[Provided data start]

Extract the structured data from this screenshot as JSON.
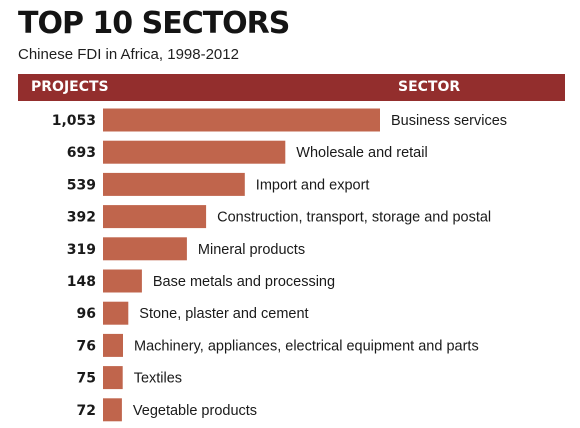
{
  "header": {
    "title": "TOP 10 SECTORS",
    "subtitle": "Chinese FDI in Africa, 1998-2012",
    "projects_label": "PROJECTS",
    "sector_label": "SECTOR"
  },
  "colors": {
    "bar": "#c0654c",
    "header_bar": "#932e2d"
  },
  "chart_data": {
    "type": "bar",
    "orientation": "horizontal",
    "title": "TOP 10 SECTORS",
    "subtitle": "Chinese FDI in Africa, 1998-2012",
    "categories": [
      "Business services",
      "Wholesale and retail",
      "Import and export",
      "Construction, transport, storage and postal",
      "Mineral products",
      "Base metals and processing",
      "Stone, plaster and cement",
      "Machinery, appliances, electrical equipment and parts",
      "Textiles",
      "Vegetable products"
    ],
    "values": [
      1053,
      693,
      539,
      392,
      319,
      148,
      96,
      76,
      75,
      72
    ],
    "value_labels": [
      "1,053",
      "693",
      "539",
      "392",
      "319",
      "148",
      "96",
      "76",
      "75",
      "72"
    ],
    "xlabel": "",
    "ylabel": "",
    "grid": false,
    "legend": "none"
  }
}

[Provided data end]

Would you mind returning each entry above word for word, skipping the images?

Solution for this exercise |
Extract the structured data from this screenshot as JSON.
{
  "header": {
    "title": "TOP 10 SECTORS",
    "subtitle": "Chinese FDI in Africa, 1998-2012",
    "projects_label": "PROJECTS",
    "sector_label": "SECTOR"
  },
  "colors": {
    "bar": "#c0654c",
    "header_bar": "#932e2d"
  },
  "chart_data": {
    "type": "bar",
    "orientation": "horizontal",
    "title": "TOP 10 SECTORS",
    "subtitle": "Chinese FDI in Africa, 1998-2012",
    "categories": [
      "Business services",
      "Wholesale and retail",
      "Import and export",
      "Construction, transport, storage and postal",
      "Mineral products",
      "Base metals and processing",
      "Stone, plaster and cement",
      "Machinery, appliances, electrical equipment and parts",
      "Textiles",
      "Vegetable products"
    ],
    "values": [
      1053,
      693,
      539,
      392,
      319,
      148,
      96,
      76,
      75,
      72
    ],
    "value_labels": [
      "1,053",
      "693",
      "539",
      "392",
      "319",
      "148",
      "96",
      "76",
      "75",
      "72"
    ],
    "xlabel": "",
    "ylabel": "",
    "grid": false,
    "legend": "none"
  }
}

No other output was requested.